> **Given instruction**:
Can all of these lines be returned exactly?

## Start Information shown

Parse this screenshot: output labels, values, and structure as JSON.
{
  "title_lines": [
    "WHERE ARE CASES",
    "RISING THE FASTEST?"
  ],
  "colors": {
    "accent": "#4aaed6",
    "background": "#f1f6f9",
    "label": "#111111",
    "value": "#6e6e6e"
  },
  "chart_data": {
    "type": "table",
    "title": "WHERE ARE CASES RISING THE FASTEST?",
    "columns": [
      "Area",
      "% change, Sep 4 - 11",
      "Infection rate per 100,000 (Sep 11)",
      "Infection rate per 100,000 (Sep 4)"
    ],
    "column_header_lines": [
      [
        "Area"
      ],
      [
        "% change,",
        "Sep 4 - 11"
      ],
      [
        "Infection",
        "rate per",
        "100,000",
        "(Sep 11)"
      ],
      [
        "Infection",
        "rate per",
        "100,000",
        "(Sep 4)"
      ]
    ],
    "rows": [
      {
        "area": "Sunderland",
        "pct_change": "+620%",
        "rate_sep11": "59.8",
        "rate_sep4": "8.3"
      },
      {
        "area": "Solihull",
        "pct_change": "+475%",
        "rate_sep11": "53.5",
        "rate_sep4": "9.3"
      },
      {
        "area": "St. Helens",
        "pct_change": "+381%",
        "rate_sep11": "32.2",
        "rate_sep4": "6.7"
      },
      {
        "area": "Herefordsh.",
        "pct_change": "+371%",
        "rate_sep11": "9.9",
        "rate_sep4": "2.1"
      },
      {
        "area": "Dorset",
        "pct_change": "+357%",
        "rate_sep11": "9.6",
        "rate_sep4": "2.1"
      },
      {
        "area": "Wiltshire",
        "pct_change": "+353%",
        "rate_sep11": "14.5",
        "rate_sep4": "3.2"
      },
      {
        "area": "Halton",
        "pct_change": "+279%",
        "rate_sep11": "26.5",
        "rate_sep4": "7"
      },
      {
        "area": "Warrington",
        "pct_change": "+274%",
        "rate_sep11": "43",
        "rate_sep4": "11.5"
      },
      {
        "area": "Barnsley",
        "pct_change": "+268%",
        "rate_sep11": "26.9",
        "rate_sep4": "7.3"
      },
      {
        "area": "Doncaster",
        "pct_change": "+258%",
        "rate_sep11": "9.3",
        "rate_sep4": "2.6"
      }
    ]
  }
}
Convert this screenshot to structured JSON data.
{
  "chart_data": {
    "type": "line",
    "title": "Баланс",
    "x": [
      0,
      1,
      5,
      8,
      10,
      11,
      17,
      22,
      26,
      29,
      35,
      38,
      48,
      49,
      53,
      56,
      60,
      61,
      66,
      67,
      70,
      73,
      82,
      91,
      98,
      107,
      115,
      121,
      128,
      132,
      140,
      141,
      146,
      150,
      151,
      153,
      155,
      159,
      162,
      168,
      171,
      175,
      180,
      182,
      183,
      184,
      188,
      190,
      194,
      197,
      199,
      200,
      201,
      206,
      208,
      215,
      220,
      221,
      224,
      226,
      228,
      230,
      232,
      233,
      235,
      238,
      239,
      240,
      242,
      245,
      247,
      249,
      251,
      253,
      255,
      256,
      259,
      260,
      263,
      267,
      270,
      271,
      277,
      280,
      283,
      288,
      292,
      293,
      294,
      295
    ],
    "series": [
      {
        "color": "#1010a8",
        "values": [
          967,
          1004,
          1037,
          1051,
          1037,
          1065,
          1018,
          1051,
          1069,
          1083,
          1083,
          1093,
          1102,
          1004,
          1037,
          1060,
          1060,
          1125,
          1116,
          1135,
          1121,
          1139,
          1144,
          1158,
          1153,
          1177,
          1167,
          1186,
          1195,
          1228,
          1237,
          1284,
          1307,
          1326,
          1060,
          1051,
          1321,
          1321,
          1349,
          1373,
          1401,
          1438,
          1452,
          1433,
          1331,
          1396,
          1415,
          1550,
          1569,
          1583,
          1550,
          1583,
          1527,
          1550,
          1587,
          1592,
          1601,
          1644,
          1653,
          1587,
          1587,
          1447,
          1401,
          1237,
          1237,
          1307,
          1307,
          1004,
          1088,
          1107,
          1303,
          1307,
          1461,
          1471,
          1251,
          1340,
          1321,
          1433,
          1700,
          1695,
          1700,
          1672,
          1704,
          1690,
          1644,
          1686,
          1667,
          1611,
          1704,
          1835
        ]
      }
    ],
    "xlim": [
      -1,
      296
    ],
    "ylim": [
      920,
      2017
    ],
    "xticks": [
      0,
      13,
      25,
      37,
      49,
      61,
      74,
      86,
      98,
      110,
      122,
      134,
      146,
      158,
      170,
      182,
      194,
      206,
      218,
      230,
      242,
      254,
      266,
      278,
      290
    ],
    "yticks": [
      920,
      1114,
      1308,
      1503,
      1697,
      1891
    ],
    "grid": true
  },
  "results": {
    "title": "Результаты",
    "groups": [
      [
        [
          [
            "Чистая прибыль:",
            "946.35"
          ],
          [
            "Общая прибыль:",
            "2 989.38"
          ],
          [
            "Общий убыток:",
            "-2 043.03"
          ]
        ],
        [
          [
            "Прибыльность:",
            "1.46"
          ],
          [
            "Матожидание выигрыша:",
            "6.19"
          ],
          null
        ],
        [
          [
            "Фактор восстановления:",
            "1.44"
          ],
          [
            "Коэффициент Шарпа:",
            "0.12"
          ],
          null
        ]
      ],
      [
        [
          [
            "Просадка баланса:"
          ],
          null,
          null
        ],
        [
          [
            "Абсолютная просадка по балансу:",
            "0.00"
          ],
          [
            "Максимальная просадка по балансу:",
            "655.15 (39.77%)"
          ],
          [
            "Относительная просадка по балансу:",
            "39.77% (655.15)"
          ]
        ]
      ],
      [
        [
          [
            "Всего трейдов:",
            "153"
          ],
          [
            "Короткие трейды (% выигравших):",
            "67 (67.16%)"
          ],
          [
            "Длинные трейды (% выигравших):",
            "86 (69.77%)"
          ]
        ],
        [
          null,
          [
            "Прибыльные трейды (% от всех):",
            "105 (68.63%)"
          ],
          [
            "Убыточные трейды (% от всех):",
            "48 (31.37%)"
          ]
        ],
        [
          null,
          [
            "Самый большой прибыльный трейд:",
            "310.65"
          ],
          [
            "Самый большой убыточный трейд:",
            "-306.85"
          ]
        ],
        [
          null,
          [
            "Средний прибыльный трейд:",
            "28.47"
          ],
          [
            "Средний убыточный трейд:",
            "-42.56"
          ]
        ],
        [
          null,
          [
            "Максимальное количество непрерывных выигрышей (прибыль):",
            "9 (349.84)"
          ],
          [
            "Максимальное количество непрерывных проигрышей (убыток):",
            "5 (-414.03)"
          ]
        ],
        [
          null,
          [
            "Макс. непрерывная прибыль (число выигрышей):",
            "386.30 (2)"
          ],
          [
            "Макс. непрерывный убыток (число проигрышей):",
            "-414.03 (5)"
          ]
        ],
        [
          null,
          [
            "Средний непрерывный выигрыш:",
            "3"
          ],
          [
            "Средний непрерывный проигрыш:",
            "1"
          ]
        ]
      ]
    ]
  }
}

## End Information shown

> **Task answer**:
Parse this screenshot: output labels, values, and structure as JSON.
{
  "title_lines": [
    "WHERE ARE CASES",
    "RISING THE FASTEST?"
  ],
  "colors": {
    "accent": "#4aaed6",
    "background": "#f1f6f9",
    "label": "#111111",
    "value": "#6e6e6e"
  },
  "chart_data": {
    "type": "table",
    "title": "WHERE ARE CASES RISING THE FASTEST?",
    "columns": [
      "Area",
      "% change, Sep 4 - 11",
      "Infection rate per 100,000 (Sep 11)",
      "Infection rate per 100,000 (Sep 4)"
    ],
    "column_header_lines": [
      [
        "Area"
      ],
      [
        "% change,",
        "Sep 4 - 11"
      ],
      [
        "Infection",
        "rate per",
        "100,000",
        "(Sep 11)"
      ],
      [
        "Infection",
        "rate per",
        "100,000",
        "(Sep 4)"
      ]
    ],
    "rows": [
      {
        "area": "Sunderland",
        "pct_change": "+620%",
        "rate_sep11": "59.8",
        "rate_sep4": "8.3"
      },
      {
        "area": "Solihull",
        "pct_change": "+475%",
        "rate_sep11": "53.5",
        "rate_sep4": "9.3"
      },
      {
        "area": "St. Helens",
        "pct_change": "+381%",
        "rate_sep11": "32.2",
        "rate_sep4": "6.7"
      },
      {
        "area": "Herefordsh.",
        "pct_change": "+371%",
        "rate_sep11": "9.9",
        "rate_sep4": "2.1"
      },
      {
        "area": "Dorset",
        "pct_change": "+357%",
        "rate_sep11": "9.6",
        "rate_sep4": "2.1"
      },
      {
        "area": "Wiltshire",
        "pct_change": "+353%",
        "rate_sep11": "14.5",
        "rate_sep4": "3.2"
      },
      {
        "area": "Halton",
        "pct_change": "+279%",
        "rate_sep11": "26.5",
        "rate_sep4": "7"
      },
      {
        "area": "Warrington",
        "pct_change": "+274%",
        "rate_sep11": "43",
        "rate_sep4": "11.5"
      },
      {
        "area": "Barnsley",
        "pct_change": "+268%",
        "rate_sep11": "26.9",
        "rate_sep4": "7.3"
      },
      {
        "area": "Doncaster",
        "pct_change": "+258%",
        "rate_sep11": "9.3",
        "rate_sep4": "2.6"
      }
    ]
  }
}
Convert this screenshot to structured JSON data.
{
  "chart_data": {
    "type": "line",
    "title": "Баланс",
    "x": [
      0,
      1,
      5,
      8,
      10,
      11,
      17,
      22,
      26,
      29,
      35,
      38,
      48,
      49,
      53,
      56,
      60,
      61,
      66,
      67,
      70,
      73,
      82,
      91,
      98,
      107,
      115,
      121,
      128,
      132,
      140,
      141,
      146,
      150,
      151,
      153,
      155,
      159,
      162,
      168,
      171,
      175,
      180,
      182,
      183,
      184,
      188,
      190,
      194,
      197,
      199,
      200,
      201,
      206,
      208,
      215,
      220,
      221,
      224,
      226,
      228,
      230,
      232,
      233,
      235,
      238,
      239,
      240,
      242,
      245,
      247,
      249,
      251,
      253,
      255,
      256,
      259,
      260,
      263,
      267,
      270,
      271,
      277,
      280,
      283,
      288,
      292,
      293,
      294,
      295
    ],
    "series": [
      {
        "color": "#1010a8",
        "values": [
          967,
          1004,
          1037,
          1051,
          1037,
          1065,
          1018,
          1051,
          1069,
          1083,
          1083,
          1093,
          1102,
          1004,
          1037,
          1060,
          1060,
          1125,
          1116,
          1135,
          1121,
          1139,
          1144,
          1158,
          1153,
          1177,
          1167,
          1186,
          1195,
          1228,
          1237,
          1284,
          1307,
          1326,
          1060,
          1051,
          1321,
          1321,
          1349,
          1373,
          1401,
          1438,
          1452,
          1433,
          1331,
          1396,
          1415,
          1550,
          1569,
          1583,
          1550,
          1583,
          1527,
          1550,
          1587,
          1592,
          1601,
          1644,
          1653,
          1587,
          1587,
          1447,
          1401,
          1237,
          1237,
          1307,
          1307,
          1004,
          1088,
          1107,
          1303,
          1307,
          1461,
          1471,
          1251,
          1340,
          1321,
          1433,
          1700,
          1695,
          1700,
          1672,
          1704,
          1690,
          1644,
          1686,
          1667,
          1611,
          1704,
          1835
        ]
      }
    ],
    "xlim": [
      -1,
      296
    ],
    "ylim": [
      920,
      2017
    ],
    "xticks": [
      0,
      13,
      25,
      37,
      49,
      61,
      74,
      86,
      98,
      110,
      122,
      134,
      146,
      158,
      170,
      182,
      194,
      206,
      218,
      230,
      242,
      254,
      266,
      278,
      290
    ],
    "yticks": [
      920,
      1114,
      1308,
      1503,
      1697,
      1891
    ],
    "grid": true
  },
  "results": {
    "title": "Результаты",
    "groups": [
      [
        [
          [
            "Чистая прибыль:",
            "946.35"
          ],
          [
            "Общая прибыль:",
            "2 989.38"
          ],
          [
            "Общий убыток:",
            "-2 043.03"
          ]
        ],
        [
          [
            "Прибыльность:",
            "1.46"
          ],
          [
            "Матожидание выигрыша:",
            "6.19"
          ],
          null
        ],
        [
          [
            "Фактор восстановления:",
            "1.44"
          ],
          [
            "Коэффициент Шарпа:",
            "0.12"
          ],
          null
        ]
      ],
      [
        [
          [
            "Просадка баланса:"
          ],
          null,
          null
        ],
        [
          [
            "Абсолютная просадка по балансу:",
            "0.00"
          ],
          [
            "Максимальная просадка по балансу:",
            "655.15 (39.77%)"
          ],
          [
            "Относительная просадка по балансу:",
            "39.77% (655.15)"
          ]
        ]
      ],
      [
        [
          [
            "Всего трейдов:",
            "153"
          ],
          [
            "Короткие трейды (% выигравших):",
            "67 (67.16%)"
          ],
          [
            "Длинные трейды (% выигравших):",
            "86 (69.77%)"
          ]
        ],
        [
          null,
          [
            "Прибыльные трейды (% от всех):",
            "105 (68.63%)"
          ],
          [
            "Убыточные трейды (% от всех):",
            "48 (31.37%)"
          ]
        ],
        [
          null,
          [
            "Самый большой прибыльный трейд:",
            "310.65"
          ],
          [
            "Самый большой убыточный трейд:",
            "-306.85"
          ]
        ],
        [
          null,
          [
            "Средний прибыльный трейд:",
            "28.47"
          ],
          [
            "Средний убыточный трейд:",
            "-42.56"
          ]
        ],
        [
          null,
          [
            "Максимальное количество непрерывных выигрышей (прибыль):",
            "9 (349.84)"
          ],
          [
            "Максимальное количество непрерывных проигрышей (убыток):",
            "5 (-414.03)"
          ]
        ],
        [
          null,
          [
            "Макс. непрерывная прибыль (число выигрышей):",
            "386.30 (2)"
          ],
          [
            "Макс. непрерывный убыток (число проигрышей):",
            "-414.03 (5)"
          ]
        ],
        [
          null,
          [
            "Средний непрерывный выигрыш:",
            "3"
          ],
          [
            "Средний непрерывный проигрыш:",
            "1"
          ]
        ]
      ]
    ]
  }
}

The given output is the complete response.